▶ [Task statement]: Every line below that mentions the word "澄潭街道" should be copied out.

(Rows from a dataset)
────────────────────
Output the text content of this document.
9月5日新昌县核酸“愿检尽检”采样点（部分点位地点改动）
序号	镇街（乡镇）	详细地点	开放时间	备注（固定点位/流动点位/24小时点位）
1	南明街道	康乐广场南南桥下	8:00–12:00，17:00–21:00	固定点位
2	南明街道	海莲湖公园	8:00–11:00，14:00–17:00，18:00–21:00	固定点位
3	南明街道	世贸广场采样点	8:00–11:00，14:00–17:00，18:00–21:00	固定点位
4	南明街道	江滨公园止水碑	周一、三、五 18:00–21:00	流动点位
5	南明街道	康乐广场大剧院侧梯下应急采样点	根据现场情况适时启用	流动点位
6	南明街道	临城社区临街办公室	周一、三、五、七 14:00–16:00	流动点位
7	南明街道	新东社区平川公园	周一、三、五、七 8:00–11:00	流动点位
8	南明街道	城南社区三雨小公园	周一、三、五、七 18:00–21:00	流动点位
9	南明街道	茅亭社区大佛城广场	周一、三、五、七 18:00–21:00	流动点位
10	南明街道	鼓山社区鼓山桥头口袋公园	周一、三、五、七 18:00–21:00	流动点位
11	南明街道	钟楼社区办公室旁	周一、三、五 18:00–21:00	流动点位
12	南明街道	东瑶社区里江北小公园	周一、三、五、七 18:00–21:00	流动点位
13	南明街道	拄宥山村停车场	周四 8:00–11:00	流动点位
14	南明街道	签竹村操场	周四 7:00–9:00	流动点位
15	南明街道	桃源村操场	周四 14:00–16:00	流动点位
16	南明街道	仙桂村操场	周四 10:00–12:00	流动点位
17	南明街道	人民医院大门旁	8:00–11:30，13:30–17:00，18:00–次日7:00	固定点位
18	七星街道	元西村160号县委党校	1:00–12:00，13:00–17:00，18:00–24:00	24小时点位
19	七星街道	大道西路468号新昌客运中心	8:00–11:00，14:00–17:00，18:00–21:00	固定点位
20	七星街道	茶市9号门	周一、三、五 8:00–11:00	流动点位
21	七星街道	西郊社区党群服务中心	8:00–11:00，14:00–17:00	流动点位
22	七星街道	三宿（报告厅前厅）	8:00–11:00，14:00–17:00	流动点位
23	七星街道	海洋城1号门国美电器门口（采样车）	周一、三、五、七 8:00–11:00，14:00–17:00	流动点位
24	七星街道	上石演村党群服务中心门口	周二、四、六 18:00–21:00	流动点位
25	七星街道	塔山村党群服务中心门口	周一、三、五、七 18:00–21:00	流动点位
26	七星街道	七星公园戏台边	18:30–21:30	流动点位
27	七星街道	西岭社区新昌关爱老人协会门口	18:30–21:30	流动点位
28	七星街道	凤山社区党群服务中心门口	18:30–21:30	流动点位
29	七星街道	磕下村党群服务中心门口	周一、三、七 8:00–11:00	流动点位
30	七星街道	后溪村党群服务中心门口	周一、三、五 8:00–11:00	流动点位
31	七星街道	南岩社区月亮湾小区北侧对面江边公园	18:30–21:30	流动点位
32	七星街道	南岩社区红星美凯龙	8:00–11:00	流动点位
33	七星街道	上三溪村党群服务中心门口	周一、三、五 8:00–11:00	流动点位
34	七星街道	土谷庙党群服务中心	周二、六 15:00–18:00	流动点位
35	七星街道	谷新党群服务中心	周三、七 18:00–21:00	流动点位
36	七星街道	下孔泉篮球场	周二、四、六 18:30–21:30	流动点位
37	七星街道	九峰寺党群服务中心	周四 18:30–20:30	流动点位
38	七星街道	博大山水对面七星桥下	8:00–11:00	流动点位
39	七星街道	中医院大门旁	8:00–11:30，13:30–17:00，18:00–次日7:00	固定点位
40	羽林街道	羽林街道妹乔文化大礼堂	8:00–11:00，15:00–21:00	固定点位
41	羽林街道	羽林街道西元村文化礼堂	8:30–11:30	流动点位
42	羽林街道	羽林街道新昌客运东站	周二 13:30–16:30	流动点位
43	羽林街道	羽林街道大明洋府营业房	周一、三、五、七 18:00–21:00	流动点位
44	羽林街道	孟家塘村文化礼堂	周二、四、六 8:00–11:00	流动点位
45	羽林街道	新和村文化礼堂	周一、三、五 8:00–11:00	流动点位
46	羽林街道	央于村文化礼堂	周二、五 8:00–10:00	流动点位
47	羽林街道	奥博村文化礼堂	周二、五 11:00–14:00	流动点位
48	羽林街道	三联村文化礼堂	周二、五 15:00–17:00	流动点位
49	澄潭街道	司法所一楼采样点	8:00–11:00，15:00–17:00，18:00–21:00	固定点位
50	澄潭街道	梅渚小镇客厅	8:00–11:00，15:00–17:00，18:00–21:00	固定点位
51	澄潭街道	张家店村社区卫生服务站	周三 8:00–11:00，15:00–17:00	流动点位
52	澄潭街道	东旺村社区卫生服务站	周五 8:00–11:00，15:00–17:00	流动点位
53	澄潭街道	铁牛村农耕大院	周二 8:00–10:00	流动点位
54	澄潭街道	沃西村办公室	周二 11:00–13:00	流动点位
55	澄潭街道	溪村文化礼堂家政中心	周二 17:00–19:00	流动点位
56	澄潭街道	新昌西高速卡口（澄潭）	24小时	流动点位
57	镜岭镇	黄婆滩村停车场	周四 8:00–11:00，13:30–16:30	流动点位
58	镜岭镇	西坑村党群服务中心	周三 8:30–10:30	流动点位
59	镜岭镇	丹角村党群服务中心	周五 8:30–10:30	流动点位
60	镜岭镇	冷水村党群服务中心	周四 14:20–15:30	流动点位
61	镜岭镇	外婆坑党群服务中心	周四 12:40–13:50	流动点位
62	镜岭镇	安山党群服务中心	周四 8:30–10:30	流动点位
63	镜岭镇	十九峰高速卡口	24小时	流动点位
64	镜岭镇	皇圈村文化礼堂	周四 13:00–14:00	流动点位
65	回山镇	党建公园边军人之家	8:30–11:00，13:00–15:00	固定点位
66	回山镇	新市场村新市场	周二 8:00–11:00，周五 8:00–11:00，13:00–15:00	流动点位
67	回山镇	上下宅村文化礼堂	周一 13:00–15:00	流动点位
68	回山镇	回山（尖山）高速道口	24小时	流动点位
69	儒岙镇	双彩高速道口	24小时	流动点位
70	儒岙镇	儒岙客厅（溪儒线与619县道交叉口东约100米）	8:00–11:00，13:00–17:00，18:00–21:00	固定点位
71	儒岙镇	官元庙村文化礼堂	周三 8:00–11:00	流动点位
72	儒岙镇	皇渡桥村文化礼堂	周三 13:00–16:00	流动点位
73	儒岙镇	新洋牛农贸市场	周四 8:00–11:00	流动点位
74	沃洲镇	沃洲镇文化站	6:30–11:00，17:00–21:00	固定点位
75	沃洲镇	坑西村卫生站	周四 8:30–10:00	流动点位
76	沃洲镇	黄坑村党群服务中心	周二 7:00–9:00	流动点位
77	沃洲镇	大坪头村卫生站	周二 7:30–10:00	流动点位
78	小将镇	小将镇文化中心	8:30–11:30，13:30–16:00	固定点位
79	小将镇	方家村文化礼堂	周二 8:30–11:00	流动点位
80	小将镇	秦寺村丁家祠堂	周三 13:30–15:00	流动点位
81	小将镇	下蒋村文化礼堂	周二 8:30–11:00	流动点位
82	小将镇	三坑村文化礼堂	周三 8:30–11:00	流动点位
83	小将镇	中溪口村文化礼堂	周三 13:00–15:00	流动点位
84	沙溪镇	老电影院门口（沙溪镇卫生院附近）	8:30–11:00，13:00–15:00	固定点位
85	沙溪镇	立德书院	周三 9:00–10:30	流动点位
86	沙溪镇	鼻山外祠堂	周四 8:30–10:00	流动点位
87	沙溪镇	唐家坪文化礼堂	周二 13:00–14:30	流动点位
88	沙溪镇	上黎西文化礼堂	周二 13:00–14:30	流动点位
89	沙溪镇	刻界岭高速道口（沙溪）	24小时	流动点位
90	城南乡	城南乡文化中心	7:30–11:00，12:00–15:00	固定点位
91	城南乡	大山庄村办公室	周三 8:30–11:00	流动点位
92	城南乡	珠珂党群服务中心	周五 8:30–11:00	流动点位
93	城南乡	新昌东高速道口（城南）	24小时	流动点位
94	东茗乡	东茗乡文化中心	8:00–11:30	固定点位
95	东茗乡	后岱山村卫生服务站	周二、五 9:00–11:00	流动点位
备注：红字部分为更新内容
────────────────────
▶ [Exercise answer]:
49	澄潭街道	司法所一楼采样点	8:00–11:00，15:00–17:00，18:00–21:00	固定点位
50	澄潭街道	梅渚小镇客厅	8:00–11:00，15:00–17:00，18:00–21:00	固定点位
51	澄潭街道	张家店村社区卫生服务站	周三 8:00–11:00，15:00–17:00	流动点位
52	澄潭街道	东旺村社区卫生服务站	周五 8:00–11:00，15:00–17:00	流动点位
53	澄潭街道	铁牛村农耕大院	周二 8:00–10:00	流动点位
54	澄潭街道	沃西村办公室	周二 11:00–13:00	流动点位
55	澄潭街道	溪村文化礼堂家政中心	周二 17:00–19:00	流动点位
56	澄潭街道	新昌西高速卡口（澄潭）	24小时	流动点位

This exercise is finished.